==== Data for the task ====
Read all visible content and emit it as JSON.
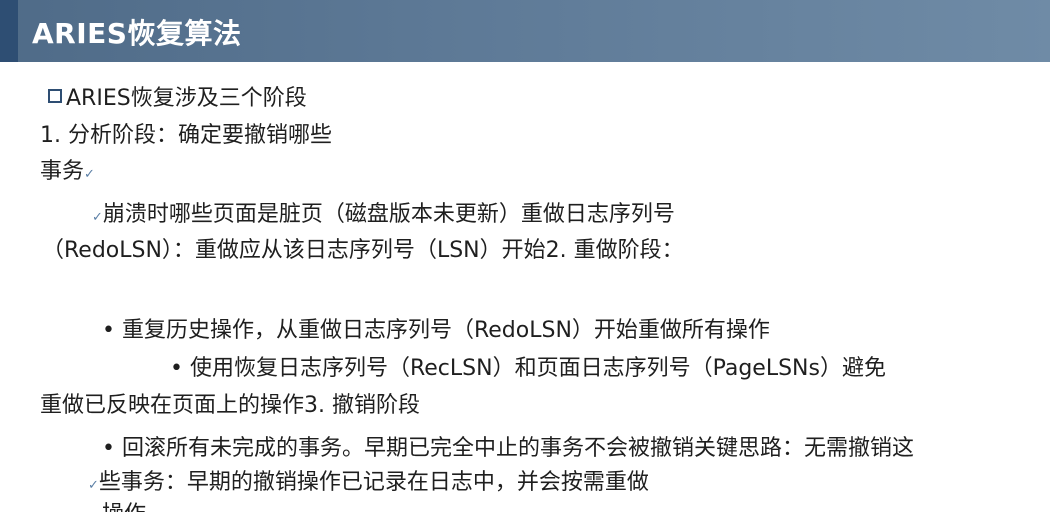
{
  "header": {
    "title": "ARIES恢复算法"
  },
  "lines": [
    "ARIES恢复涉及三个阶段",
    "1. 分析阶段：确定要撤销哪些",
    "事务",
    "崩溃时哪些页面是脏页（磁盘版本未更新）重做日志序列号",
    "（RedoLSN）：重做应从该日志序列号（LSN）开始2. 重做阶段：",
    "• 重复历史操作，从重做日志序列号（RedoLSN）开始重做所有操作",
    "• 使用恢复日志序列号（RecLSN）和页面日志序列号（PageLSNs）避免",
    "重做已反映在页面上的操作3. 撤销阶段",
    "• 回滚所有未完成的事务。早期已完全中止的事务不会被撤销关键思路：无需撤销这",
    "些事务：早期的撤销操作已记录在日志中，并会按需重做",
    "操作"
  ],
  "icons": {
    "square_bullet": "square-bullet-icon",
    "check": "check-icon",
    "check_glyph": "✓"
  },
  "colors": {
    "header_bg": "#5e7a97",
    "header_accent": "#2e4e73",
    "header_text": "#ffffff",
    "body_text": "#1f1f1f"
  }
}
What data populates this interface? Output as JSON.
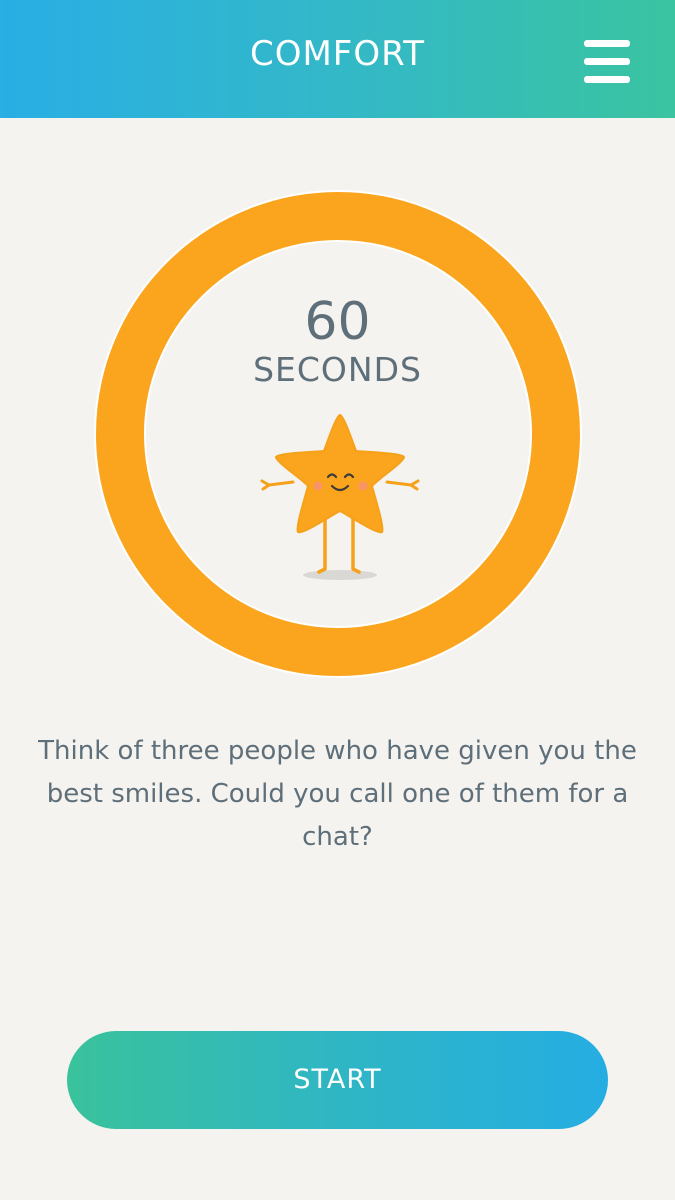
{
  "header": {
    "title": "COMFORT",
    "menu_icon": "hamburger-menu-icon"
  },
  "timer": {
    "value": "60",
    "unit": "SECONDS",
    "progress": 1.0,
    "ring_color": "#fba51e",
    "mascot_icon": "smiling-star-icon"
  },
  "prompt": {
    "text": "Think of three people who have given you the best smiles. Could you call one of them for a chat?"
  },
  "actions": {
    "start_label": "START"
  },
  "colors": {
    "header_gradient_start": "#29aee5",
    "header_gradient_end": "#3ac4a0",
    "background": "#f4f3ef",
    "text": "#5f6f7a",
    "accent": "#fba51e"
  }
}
====
What the task requires
Would you return the data exactly as written, without the pictures?

Exercise solution
Read all visible content and emit it as JSON.
{
  "header": {
    "title": "ARIES恢复算法"
  },
  "lines": [
    "ARIES恢复涉及三个阶段",
    "1. 分析阶段：确定要撤销哪些",
    "事务",
    "崩溃时哪些页面是脏页（磁盘版本未更新）重做日志序列号",
    "（RedoLSN）：重做应从该日志序列号（LSN）开始2. 重做阶段：",
    "• 重复历史操作，从重做日志序列号（RedoLSN）开始重做所有操作",
    "• 使用恢复日志序列号（RecLSN）和页面日志序列号（PageLSNs）避免",
    "重做已反映在页面上的操作3. 撤销阶段",
    "• 回滚所有未完成的事务。早期已完全中止的事务不会被撤销关键思路：无需撤销这",
    "些事务：早期的撤销操作已记录在日志中，并会按需重做",
    "操作"
  ],
  "icons": {
    "square_bullet": "square-bullet-icon",
    "check": "check-icon",
    "check_glyph": "✓"
  },
  "colors": {
    "header_bg": "#5e7a97",
    "header_accent": "#2e4e73",
    "header_text": "#ffffff",
    "body_text": "#1f1f1f"
  }
}
What data populates this interface? Output as JSON.
{
  "header": {
    "title": "COMFORT",
    "menu_icon": "hamburger-menu-icon"
  },
  "timer": {
    "value": "60",
    "unit": "SECONDS",
    "progress": 1.0,
    "ring_color": "#fba51e",
    "mascot_icon": "smiling-star-icon"
  },
  "prompt": {
    "text": "Think of three people who have given you the best smiles. Could you call one of them for a chat?"
  },
  "actions": {
    "start_label": "START"
  },
  "colors": {
    "header_gradient_start": "#29aee5",
    "header_gradient_end": "#3ac4a0",
    "background": "#f4f3ef",
    "text": "#5f6f7a",
    "accent": "#fba51e"
  }
}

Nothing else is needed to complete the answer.